-- Stated exercise --
How many lines of these records hold the string "歲以上至入國民小學前幼生"? Reply with the number alone.

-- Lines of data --
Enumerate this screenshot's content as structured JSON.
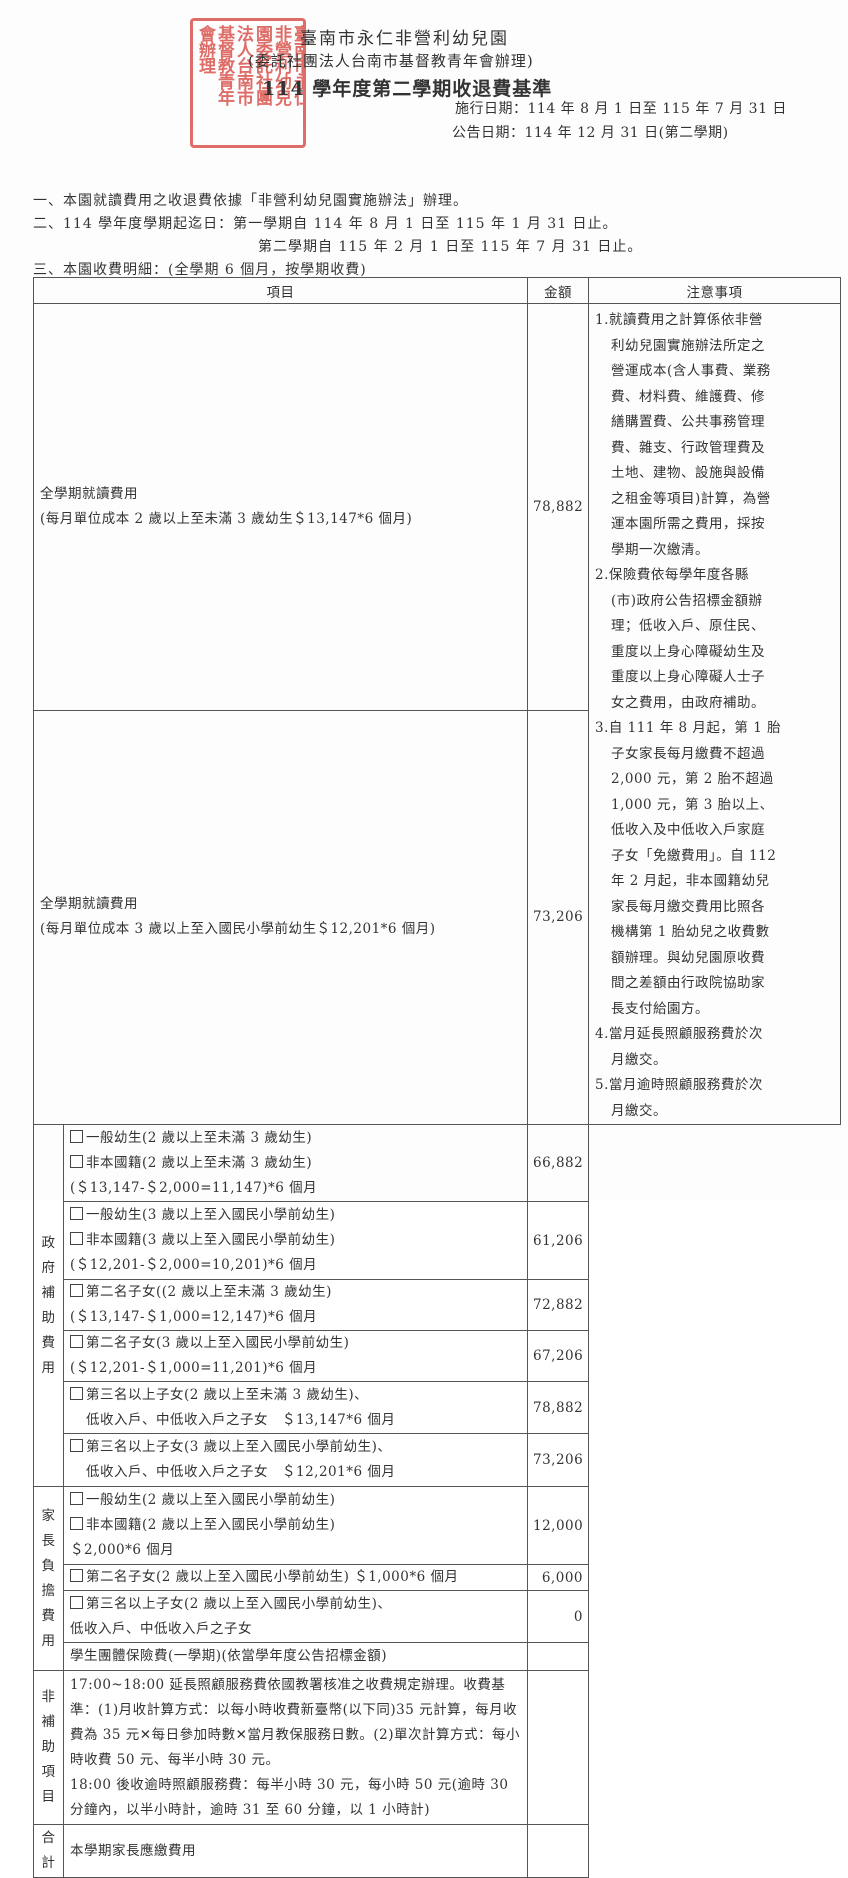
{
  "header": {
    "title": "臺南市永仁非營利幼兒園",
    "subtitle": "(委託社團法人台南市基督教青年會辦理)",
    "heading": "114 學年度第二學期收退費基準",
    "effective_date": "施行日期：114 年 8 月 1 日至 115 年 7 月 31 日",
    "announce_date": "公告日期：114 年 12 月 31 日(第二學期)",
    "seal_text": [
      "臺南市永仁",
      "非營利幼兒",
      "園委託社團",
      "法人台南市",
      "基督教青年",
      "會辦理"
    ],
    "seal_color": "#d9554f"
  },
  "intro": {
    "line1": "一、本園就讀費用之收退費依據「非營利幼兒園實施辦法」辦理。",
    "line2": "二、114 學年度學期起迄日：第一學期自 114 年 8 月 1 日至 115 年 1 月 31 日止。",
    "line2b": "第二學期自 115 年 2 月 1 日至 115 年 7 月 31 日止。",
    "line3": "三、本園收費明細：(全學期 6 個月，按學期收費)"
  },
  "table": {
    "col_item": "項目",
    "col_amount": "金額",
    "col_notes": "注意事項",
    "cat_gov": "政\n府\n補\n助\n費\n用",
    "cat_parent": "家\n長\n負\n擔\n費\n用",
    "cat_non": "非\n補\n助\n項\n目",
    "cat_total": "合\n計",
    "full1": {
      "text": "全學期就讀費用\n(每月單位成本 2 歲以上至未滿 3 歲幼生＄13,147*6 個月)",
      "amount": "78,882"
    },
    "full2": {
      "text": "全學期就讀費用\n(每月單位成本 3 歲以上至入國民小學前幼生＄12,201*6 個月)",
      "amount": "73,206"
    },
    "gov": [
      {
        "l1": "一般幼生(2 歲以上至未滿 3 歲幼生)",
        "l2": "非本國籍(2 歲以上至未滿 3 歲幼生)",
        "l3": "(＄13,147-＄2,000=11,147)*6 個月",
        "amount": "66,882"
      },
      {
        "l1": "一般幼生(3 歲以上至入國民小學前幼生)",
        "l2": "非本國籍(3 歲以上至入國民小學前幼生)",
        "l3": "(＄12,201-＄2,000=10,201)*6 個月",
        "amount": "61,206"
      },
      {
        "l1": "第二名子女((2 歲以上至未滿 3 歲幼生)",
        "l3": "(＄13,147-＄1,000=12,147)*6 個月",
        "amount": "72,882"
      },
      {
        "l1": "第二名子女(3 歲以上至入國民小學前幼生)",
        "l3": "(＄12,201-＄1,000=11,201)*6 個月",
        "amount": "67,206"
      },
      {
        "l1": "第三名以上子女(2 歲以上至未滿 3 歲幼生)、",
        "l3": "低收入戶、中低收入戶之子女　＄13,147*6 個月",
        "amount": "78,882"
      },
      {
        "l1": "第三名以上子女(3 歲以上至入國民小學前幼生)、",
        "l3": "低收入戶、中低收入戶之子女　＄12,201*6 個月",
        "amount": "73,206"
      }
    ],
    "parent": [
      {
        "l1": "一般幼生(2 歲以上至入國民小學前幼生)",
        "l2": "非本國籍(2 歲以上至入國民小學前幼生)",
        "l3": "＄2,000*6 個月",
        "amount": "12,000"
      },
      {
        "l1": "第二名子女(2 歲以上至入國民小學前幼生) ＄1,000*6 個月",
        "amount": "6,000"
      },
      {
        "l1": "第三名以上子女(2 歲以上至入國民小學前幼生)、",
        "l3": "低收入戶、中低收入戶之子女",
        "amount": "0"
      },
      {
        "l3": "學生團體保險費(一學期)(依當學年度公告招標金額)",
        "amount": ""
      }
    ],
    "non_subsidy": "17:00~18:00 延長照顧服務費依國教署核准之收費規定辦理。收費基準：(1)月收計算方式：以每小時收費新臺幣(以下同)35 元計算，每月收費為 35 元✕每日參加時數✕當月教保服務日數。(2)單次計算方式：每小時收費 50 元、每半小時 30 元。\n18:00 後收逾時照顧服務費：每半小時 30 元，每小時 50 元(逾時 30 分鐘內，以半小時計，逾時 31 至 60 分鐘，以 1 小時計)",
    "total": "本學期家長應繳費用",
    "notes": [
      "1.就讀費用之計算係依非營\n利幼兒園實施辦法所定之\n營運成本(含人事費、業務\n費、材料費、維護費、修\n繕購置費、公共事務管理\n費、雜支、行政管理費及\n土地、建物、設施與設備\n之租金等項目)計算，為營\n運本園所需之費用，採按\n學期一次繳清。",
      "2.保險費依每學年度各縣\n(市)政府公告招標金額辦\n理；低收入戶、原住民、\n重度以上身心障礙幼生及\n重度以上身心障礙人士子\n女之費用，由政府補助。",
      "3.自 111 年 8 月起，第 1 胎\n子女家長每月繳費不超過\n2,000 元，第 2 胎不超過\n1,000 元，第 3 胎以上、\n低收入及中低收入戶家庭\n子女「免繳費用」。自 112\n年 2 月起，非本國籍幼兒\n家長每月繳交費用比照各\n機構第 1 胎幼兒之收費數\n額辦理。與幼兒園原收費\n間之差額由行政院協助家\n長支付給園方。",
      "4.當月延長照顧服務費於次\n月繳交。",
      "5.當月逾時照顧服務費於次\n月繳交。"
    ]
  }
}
---
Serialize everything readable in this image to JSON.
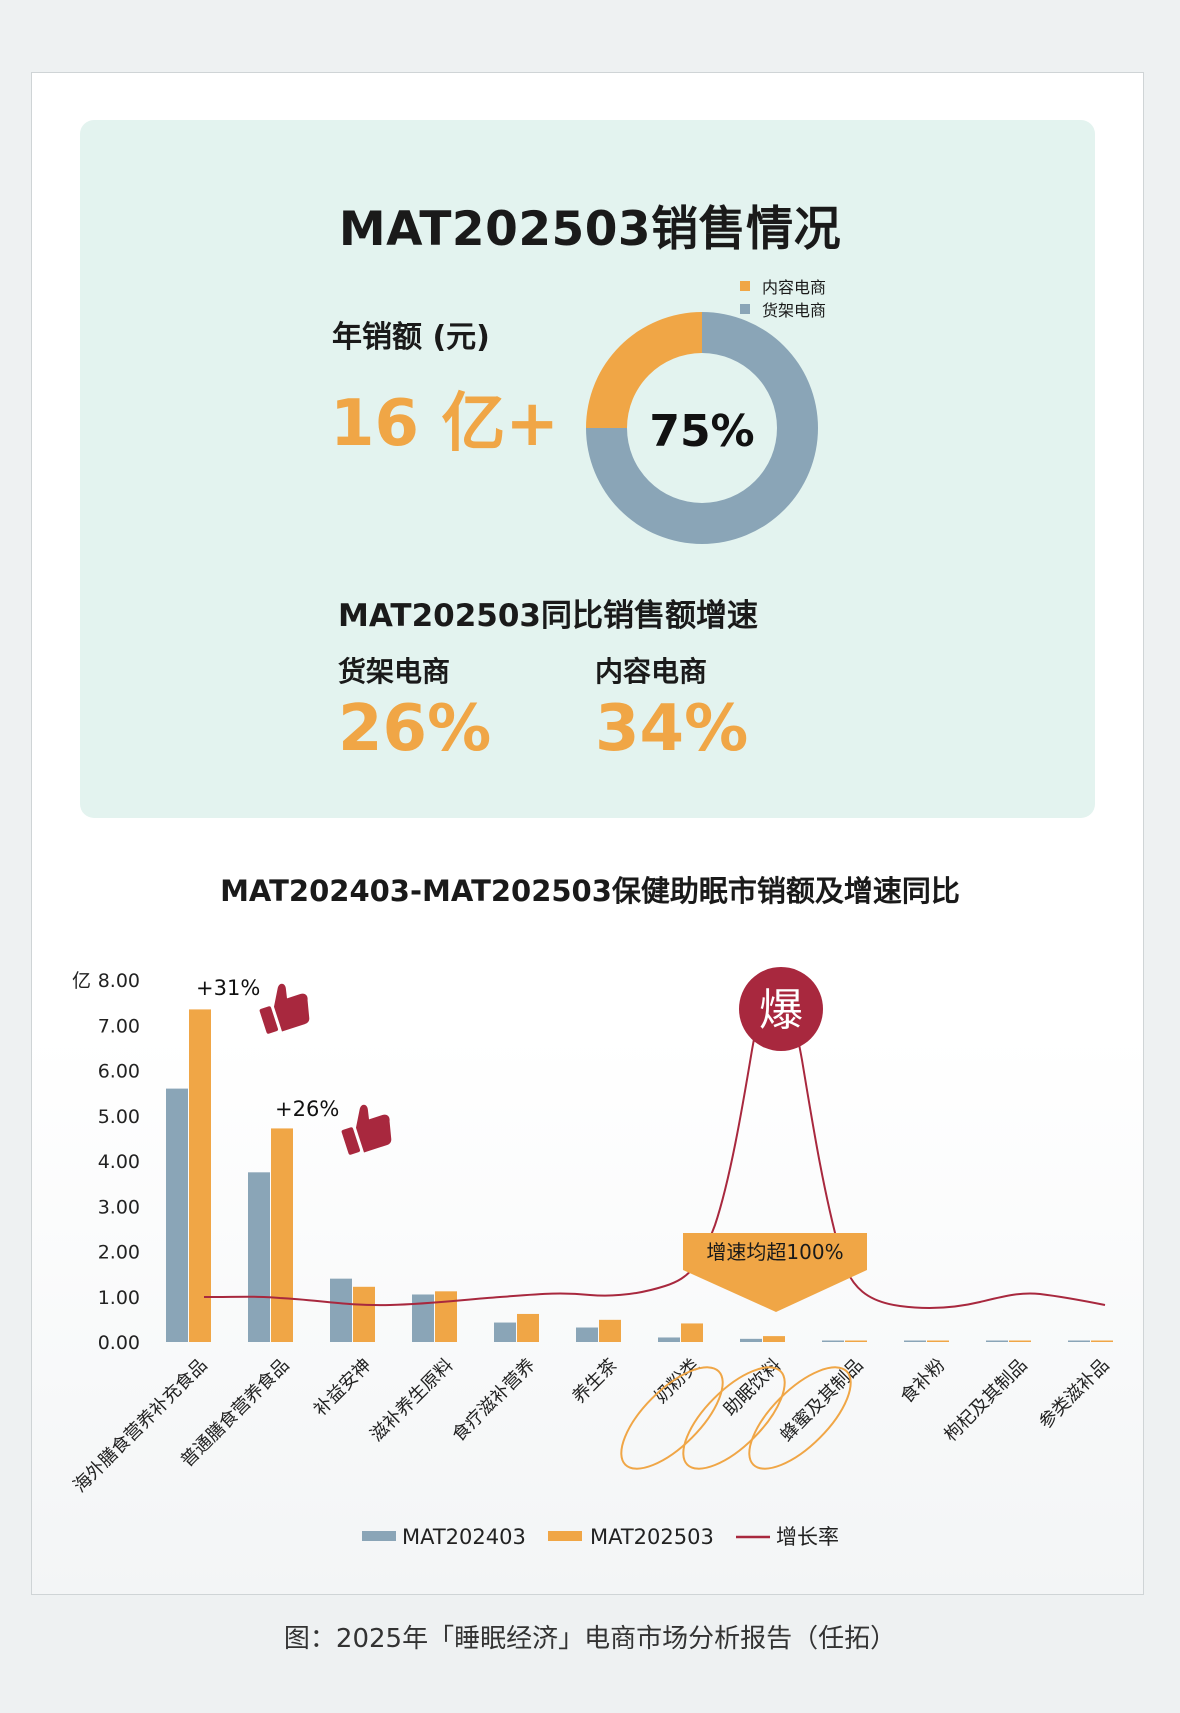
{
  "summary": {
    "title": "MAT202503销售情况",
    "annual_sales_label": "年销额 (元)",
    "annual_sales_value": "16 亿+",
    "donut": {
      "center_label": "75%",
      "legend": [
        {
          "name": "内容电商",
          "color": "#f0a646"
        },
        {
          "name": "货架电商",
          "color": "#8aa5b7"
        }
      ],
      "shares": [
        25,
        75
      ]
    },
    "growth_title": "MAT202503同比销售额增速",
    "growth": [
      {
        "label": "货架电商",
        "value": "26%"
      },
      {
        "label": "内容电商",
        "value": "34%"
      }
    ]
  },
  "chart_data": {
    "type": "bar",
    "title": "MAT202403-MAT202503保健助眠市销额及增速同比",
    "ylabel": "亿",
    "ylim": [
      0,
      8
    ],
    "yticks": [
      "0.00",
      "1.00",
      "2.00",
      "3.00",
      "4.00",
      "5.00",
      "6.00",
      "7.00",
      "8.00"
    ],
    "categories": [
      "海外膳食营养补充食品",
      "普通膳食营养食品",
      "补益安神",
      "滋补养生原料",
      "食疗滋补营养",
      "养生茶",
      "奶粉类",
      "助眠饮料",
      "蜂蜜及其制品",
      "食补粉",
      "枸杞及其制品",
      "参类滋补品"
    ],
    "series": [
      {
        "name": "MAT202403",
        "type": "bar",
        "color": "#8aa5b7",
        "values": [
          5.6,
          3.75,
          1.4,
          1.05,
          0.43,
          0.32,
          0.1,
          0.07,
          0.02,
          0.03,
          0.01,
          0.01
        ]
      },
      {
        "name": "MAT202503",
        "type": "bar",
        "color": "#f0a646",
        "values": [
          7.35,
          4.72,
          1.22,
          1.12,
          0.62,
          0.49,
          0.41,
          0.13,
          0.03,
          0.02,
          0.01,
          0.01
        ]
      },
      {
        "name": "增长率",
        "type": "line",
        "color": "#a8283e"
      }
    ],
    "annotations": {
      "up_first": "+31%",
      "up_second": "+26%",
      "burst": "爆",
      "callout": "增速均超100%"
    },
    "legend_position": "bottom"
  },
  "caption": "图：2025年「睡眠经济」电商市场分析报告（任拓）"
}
==
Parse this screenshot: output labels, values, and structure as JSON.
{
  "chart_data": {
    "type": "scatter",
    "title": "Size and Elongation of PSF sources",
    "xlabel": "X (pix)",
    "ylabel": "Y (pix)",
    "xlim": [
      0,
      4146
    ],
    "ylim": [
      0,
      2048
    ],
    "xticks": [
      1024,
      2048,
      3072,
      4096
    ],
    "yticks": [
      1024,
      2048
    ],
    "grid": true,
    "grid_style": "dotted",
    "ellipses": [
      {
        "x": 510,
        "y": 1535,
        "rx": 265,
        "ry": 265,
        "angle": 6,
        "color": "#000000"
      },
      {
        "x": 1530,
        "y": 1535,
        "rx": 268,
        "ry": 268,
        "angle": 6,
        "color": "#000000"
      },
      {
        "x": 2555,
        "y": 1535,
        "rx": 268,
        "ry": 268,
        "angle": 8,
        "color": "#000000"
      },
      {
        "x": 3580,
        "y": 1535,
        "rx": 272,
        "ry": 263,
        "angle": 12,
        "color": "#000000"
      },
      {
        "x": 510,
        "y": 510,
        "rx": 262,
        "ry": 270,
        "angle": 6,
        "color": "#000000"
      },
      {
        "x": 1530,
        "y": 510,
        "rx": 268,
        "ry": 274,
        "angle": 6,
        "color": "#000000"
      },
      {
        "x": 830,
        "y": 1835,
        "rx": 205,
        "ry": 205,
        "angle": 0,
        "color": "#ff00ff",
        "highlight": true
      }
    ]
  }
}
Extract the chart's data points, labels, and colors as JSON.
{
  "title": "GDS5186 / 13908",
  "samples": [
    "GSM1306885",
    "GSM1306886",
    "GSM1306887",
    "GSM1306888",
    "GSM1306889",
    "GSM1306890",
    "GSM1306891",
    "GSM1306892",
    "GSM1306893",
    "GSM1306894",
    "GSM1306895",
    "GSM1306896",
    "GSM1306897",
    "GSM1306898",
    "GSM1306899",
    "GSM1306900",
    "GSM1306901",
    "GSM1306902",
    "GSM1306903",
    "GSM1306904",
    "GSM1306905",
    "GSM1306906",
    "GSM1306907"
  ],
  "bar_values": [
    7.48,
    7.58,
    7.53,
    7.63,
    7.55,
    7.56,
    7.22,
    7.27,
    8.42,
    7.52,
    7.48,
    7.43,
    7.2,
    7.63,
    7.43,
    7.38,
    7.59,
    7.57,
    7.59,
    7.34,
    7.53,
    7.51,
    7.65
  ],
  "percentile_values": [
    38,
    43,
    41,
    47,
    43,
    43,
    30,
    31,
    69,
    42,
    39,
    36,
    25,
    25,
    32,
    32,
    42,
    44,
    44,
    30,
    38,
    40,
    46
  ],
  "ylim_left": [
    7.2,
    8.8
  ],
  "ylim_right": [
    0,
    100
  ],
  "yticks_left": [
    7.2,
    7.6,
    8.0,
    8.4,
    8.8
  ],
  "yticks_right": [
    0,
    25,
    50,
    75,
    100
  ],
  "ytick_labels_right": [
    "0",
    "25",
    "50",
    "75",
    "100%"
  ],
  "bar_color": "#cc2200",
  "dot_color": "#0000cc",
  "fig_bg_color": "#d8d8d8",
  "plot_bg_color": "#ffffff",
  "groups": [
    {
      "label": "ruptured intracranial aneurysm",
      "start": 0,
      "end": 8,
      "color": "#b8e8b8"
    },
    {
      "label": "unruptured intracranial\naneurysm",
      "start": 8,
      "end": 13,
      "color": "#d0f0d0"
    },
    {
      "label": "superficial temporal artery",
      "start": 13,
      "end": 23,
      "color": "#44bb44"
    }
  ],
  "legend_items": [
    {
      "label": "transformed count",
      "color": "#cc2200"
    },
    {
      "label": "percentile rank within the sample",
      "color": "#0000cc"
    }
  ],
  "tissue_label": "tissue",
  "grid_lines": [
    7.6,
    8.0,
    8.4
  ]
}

-- Result of the exercise --
9